(TASK PROMPT): Quote the full listing word for word.

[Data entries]
-- Start --

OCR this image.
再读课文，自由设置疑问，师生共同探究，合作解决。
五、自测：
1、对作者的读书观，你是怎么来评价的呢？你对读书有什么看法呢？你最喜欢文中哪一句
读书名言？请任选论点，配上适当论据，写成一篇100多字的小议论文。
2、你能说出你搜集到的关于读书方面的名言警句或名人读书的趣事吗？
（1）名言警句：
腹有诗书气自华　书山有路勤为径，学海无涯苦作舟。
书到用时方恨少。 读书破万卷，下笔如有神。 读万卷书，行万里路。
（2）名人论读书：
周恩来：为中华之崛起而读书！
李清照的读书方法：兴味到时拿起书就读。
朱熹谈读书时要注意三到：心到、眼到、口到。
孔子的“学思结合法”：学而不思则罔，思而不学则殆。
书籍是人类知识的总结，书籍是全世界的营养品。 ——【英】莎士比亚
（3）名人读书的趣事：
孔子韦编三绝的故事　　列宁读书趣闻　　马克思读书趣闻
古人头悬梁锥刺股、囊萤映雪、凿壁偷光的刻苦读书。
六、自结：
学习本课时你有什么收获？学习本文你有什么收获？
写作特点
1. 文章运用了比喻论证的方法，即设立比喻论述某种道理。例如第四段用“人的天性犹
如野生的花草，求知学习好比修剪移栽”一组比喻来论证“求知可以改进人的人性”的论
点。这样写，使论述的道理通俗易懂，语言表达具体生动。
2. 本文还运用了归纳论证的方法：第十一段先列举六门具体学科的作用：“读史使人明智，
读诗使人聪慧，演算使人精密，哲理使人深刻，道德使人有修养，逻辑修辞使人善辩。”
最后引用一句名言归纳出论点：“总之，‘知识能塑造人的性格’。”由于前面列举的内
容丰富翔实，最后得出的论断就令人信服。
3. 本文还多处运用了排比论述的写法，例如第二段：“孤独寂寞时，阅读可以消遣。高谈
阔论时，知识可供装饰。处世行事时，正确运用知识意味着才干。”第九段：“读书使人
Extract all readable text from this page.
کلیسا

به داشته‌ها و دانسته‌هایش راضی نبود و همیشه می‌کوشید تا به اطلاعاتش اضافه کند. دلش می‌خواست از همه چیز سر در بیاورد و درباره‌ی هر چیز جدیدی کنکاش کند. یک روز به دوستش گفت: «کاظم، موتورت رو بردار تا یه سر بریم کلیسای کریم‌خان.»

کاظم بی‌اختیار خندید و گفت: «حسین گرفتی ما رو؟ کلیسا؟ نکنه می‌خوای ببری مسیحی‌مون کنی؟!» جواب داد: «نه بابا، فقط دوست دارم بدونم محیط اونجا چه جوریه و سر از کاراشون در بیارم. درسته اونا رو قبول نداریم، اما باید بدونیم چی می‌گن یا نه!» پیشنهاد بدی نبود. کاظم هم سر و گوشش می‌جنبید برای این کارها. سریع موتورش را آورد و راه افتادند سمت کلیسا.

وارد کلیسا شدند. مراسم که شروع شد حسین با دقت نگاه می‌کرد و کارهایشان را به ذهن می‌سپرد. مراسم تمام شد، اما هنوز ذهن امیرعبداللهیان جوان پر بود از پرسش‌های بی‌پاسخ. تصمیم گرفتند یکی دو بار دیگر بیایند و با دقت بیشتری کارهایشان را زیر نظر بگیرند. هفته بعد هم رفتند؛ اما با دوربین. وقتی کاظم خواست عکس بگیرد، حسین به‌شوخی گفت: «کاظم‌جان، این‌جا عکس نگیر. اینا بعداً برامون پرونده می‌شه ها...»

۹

-- End --

(SOLUTION FOR THIS EXERCISE):
OCR this image.
再读课文，自由设置疑问，师生共同探究，合作解决。
五、自测：
1、对作者的读书观，你是怎么来评价的呢？你对读书有什么看法呢？你最喜欢文中哪一句
读书名言？请任选论点，配上适当论据，写成一篇100多字的小议论文。
2、你能说出你搜集到的关于读书方面的名言警句或名人读书的趣事吗？
（1）名言警句：
腹有诗书气自华　书山有路勤为径，学海无涯苦作舟。
书到用时方恨少。 读书破万卷，下笔如有神。 读万卷书，行万里路。
（2）名人论读书：
周恩来：为中华之崛起而读书！
李清照的读书方法：兴味到时拿起书就读。
朱熹谈读书时要注意三到：心到、眼到、口到。
孔子的“学思结合法”：学而不思则罔，思而不学则殆。
书籍是人类知识的总结，书籍是全世界的营养品。 ——【英】莎士比亚
（3）名人读书的趣事：
孔子韦编三绝的故事　　列宁读书趣闻　　马克思读书趣闻
古人头悬梁锥刺股、囊萤映雪、凿壁偷光的刻苦读书。
六、自结：
学习本课时你有什么收获？学习本文你有什么收获？
写作特点
1. 文章运用了比喻论证的方法，即设立比喻论述某种道理。例如第四段用“人的天性犹
如野生的花草，求知学习好比修剪移栽”一组比喻来论证“求知可以改进人的人性”的论
点。这样写，使论述的道理通俗易懂，语言表达具体生动。
2. 本文还运用了归纳论证的方法：第十一段先列举六门具体学科的作用：“读史使人明智，
读诗使人聪慧，演算使人精密，哲理使人深刻，道德使人有修养，逻辑修辞使人善辩。”
最后引用一句名言归纳出论点：“总之，‘知识能塑造人的性格’。”由于前面列举的内
容丰富翔实，最后得出的论断就令人信服。
3. 本文还多处运用了排比论述的写法，例如第二段：“孤独寂寞时，阅读可以消遣。高谈
阔论时，知识可供装饰。处世行事时，正确运用知识意味着才干。”第九段：“读书使人
Extract all readable text from this page.
کلیسا

به داشته‌ها و دانسته‌هایش راضی نبود و همیشه می‌کوشید تا به اطلاعاتش اضافه کند. دلش می‌خواست از همه چیز سر در بیاورد و درباره‌ی هر چیز جدیدی کنکاش کند. یک روز به دوستش گفت: «کاظم، موتورت رو بردار تا یه سر بریم کلیسای کریم‌خان.»

کاظم بی‌اختیار خندید و گفت: «حسین گرفتی ما رو؟ کلیسا؟ نکنه می‌خوای ببری مسیحی‌مون کنی؟!» جواب داد: «نه بابا، فقط دوست دارم بدونم محیط اونجا چه جوریه و سر از کاراشون در بیارم. درسته اونا رو قبول نداریم، اما باید بدونیم چی می‌گن یا نه!» پیشنهاد بدی نبود. کاظم هم سر و گوشش می‌جنبید برای این کارها. سریع موتورش را آورد و راه افتادند سمت کلیسا.

وارد کلیسا شدند. مراسم که شروع شد حسین با دقت نگاه می‌کرد و کارهایشان را به ذهن می‌سپرد. مراسم تمام شد، اما هنوز ذهن امیرعبداللهیان جوان پر بود از پرسش‌های بی‌پاسخ. تصمیم گرفتند یکی دو بار دیگر بیایند و با دقت بیشتری کارهایشان را زیر نظر بگیرند. هفته بعد هم رفتند؛ اما با دوربین. وقتی کاظم خواست عکس بگیرد، حسین به‌شوخی گفت: «کاظم‌جان، این‌جا عکس نگیر. اینا بعداً برامون پرونده می‌شه ها...»

۹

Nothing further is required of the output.